What is required
Print the records below word for word, but leave out the pictures.
________________________________________
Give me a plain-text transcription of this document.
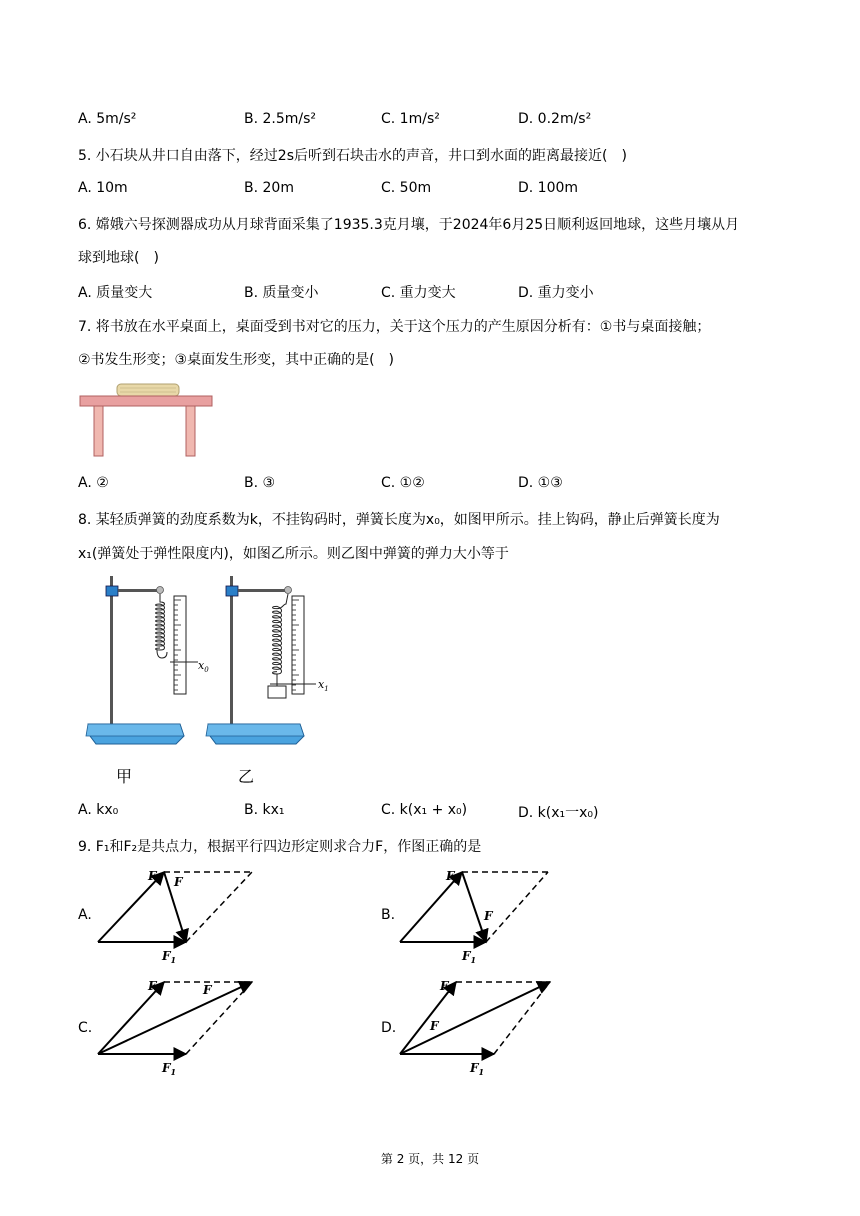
A. 5m/s²	B. 2.5m/s²	C. 1m/s²	D. 0.2m/s²
5. 小石块从井口自由落下，经过2s后听到石块击水的声音，井口到水面的距离最接近(　)
A. 10m	B. 20m	C. 50m	D. 100m
6. 嫦娥六号探测器成功从月球背面采集了1935.3克月壤，于2024年6月25日顺利返回地球，这些月壤从月
球到地球(　)
A. 质量变大	B. 质量变小	C. 重力变大	D. 重力变小
7. 将书放在水平桌面上，桌面受到书对它的压力，关于这个压力的产生原因分析有：①书与桌面接触；
②书发生形变；③桌面发生形变，其中正确的是(　)
A. ②	B. ③	C. ①②	D. ①③
8. 某轻质弹簧的劲度系数为k，不挂钩码时，弹簧长度为x₀，如图甲所示。挂上钩码，静止后弹簧长度为
x₁(弹簧处于弹性限度内)，如图乙所示。则乙图中弹簧的弹力大小等于
$x_0$
$x_1$
甲	乙
A. kx₀	B. kx₁	C. k(x₁ + x₀)	D. k(x₁一x₀)
9. F₁和F₂是共点力，根据平行四边形定则求合力F，作图正确的是
A.	B.
C.	D.
$F_1$
$F_2$ F
$F_1$
$F_2$
F
$F_1$
$F_2$	F
$F_1$
$F_2$
F
第 2 页，共 12 页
________________________________________
Written response
Give me a plain-text transcription of this document.
A. 5m/s²	B. 2.5m/s²	C. 1m/s²	D. 0.2m/s²
5. 小石块从井口自由落下，经过2s后听到石块击水的声音，井口到水面的距离最接近(　)
A. 10m	B. 20m	C. 50m	D. 100m
6. 嫦娥六号探测器成功从月球背面采集了1935.3克月壤，于2024年6月25日顺利返回地球，这些月壤从月
球到地球(　)
A. 质量变大	B. 质量变小	C. 重力变大	D. 重力变小
7. 将书放在水平桌面上，桌面受到书对它的压力，关于这个压力的产生原因分析有：①书与桌面接触；
②书发生形变；③桌面发生形变，其中正确的是(　)
A. ②	B. ③	C. ①②	D. ①③
8. 某轻质弹簧的劲度系数为k，不挂钩码时，弹簧长度为x₀，如图甲所示。挂上钩码，静止后弹簧长度为
x₁(弹簧处于弹性限度内)，如图乙所示。则乙图中弹簧的弹力大小等于
$x_0$
$x_1$
甲	乙
A. kx₀	B. kx₁	C. k(x₁ + x₀)	D. k(x₁一x₀)
9. F₁和F₂是共点力，根据平行四边形定则求合力F，作图正确的是
A.	B.
C.	D.
$F_1$
$F_2$ F
$F_1$
$F_2$
F
$F_1$
$F_2$	F
$F_1$
$F_2$
F
第 2 页，共 12 页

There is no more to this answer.